***** Kutipan pilihan
DPR Mengecam Kementerian Kesehatan Atas Birokrasi Dalam Produksi Ventilator

6 Mei 2020
DPR Mengecam Kementerian Kesehatan Atas Birokrasi Dalam Produksi Ventilator

DPR Mengecam Kementerian Kesehatan Atas Birokrasi Dalam Produksi Ventilator

RIAU1.COM - Dewan Perwakilan Rakyat mengecam Kementerian Kesehatan karena memperlambat pengembangan ventilator yang dilakukan oleh konsorsium penelitian COVID-19 Kementerian Riset dan Teknologi untuk membantu memenuhi permintaan yang meroket selama wabah.

Maman Abdurrahman, anggota Komisi VII DPR yang mengawasi penelitian dan teknologi, mempersoalkan proses lambat Kementerian Kesehatan dalam menyetujui pengembangan peralatan medis.

Pada hari Selasa, hanya dua dari 27 ventilator yang dikembangkan dan diusulkan oleh produsen dalam negeri yang telah lulus uji kinerja pusat keamanan fasilitas kesehatan (BPFK) Kementerian Kesehatan.

“Kami sudah memiliki perangkat; prototipe sudah siap. [...] Namun, kami menghambat diri kami untuk menyelamatkan warga kami dari COVID-19 dengan alasan administratif, ”kata politisi Partai Golkar itu dalam pertemuan dengan Kementerian Kesehatan, Kementerian Perindustrian serta Kementerian Riset dan Teknologi pada hari Selasa.

BPFK telah menyetujui ventilator tekanan udara positif berkesinambungan (CPAP) yang dikembangkan oleh Universitas Indonesia, serta satu lagi yang diproduksi oleh Institut Teknologi Bandung (ITB) yang berbasis di Jawa Barat dan Universitas Padjadjaran.

Peralatan tersebut juga harus lulus uji klinis Kementerian Kesehatan dan mendapatkan izin pemasaran sebelum dapat digunakan di rumah sakit dan fasilitas kesehatan lainnya.

Direktur Jenderal Farmasi dan Alat Kesehatan Kementerian Kesehatan Engko Sosialine Magdalene sebelumnya mengatakan hanya ventilator yang dibuat oleh ITB dan Universitas Padjadjaran telah memasuki uji klinis awal.

"Kementerian Kesehatan harus mempercepat proses verifikasi," kata Maman. "Saya melihat indikasi praktik [kartel] dalam memanipulasi sistem untuk memprioritaskan produk impor daripada produk dalam negeri."
**********
***** Informasi yang tersedia
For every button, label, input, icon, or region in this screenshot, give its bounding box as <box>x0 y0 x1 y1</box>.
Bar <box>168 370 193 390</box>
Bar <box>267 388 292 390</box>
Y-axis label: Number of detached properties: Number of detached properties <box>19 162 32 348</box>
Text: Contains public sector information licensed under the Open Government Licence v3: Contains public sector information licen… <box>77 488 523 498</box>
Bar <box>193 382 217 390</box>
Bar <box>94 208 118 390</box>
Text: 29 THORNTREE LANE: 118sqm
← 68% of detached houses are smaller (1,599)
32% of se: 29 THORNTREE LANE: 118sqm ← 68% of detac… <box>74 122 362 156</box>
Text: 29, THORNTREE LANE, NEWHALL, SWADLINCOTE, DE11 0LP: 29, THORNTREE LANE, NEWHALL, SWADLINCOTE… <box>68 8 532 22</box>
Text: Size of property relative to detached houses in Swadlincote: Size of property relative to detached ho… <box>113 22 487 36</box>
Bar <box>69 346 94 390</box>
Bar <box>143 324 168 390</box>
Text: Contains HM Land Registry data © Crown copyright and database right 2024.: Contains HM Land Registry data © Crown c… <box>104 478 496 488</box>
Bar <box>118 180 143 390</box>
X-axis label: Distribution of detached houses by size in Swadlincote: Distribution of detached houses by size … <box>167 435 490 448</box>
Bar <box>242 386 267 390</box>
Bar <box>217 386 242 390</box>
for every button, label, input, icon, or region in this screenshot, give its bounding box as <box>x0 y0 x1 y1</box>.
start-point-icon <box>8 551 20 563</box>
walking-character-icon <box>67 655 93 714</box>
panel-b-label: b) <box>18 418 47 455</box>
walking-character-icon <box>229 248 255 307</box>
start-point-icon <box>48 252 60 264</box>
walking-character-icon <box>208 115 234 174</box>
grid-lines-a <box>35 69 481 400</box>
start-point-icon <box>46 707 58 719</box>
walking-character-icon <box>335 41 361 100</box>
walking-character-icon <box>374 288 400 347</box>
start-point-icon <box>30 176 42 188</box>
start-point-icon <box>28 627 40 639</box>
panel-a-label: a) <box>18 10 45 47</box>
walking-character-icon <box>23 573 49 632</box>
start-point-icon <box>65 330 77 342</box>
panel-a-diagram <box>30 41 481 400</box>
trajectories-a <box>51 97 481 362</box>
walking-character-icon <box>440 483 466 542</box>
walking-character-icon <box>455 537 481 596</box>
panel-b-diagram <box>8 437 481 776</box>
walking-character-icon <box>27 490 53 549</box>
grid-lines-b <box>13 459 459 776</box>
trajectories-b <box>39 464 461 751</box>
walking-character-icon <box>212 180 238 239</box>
**********
Pertanyaan tentang materi:
A. Dalam berita tentang produksi ventilator, berapa banyak dari 27 ventilator buatan produsen dalam negeri yang sudah lulus uji kinerja BPFK pada hari Selasa?
B. Teruskan berita tentang produksi ventilator itu, mulai setelah kalimat terakhirnya.

Hasil:
A. Hanya dua dari 27 ventilator.

B.
Menteri Riset dan Teknologi Bambang Brodjonegoro menambahkan tekanan pada Kementerian Kesehatan, mendesak menteri untuk mengendurkan periode uji klinis lama yang ditetapkan dalam peraturan tentang pembuatan peralatan medis ketika pemerintah berebut untuk memenuhi permintaan nasional.

Bambang menunjuk sebagai contoh ke Food and Drugs Administration (FDA) Amerika Serikat, yang mengizinkan penggunaan darurat peralatan medis yang tidak disetujui, termasuk ventilator. Kebijakan seperti itu memungkinkan ventilator yang dibuat oleh perusahaan non-farmasi, seperti National Aeronautics and Space Administration (NASA), untuk digunakan dalam merawat pasien selama pandemi.

"Kami mengharapkan perawatan khusus seperti yang diberikan oleh FDA," kata Bambang, menambahkan bahwa Kementerian Kesehatan harus memprioritaskan otorisasi peralatan.

Komisi VI DPR yang mengawasi perdagangan dan industri serta Komisi IX yang mengawasi kesehatan dan tenaga kerja juga mendesak Kementerian Kesehatan untuk melonggarkan peraturan dan protokol pengujian peralatan medis selama krisis kesehatan.

Engko menanggapi dengan mengatakan bahwa kementerian sudah melonggarkan beberapa peraturan. Misalnya, tidak lagi mengharuskan pengembang untuk memiliki sertifikasi Good Manufacturing Practice untuk Perangkat Medis.

Dia melanjutkan dengan mengatakan bahwa uji klinis pada pasien juga akan dilakukan pada hanya 30 ventilator yang dibuat oleh produsen, yang memungkinkan tes diselesaikan dalam dua hari.

Kementerian juga meningkatkan jam kerja para pejabatnya untuk mempercepat persetujuan peralatan tersebut.

Menurut data dari Kementerian Kesehatan, 8.413 ventilator siap digunakan di 2.867 rumah sakit di seluruh negeri. Namun, beberapa provinsi seperti Kalimantan Tengah, Maluku Utara, dan Gorontalo masih kekurangan peralatan.

Pada hari Selasa, Indonesia telah mencatat 12.071 kasus COVID-19 yang dikonfirmasi dengan 872 kematian dan 2.197 pemulihan.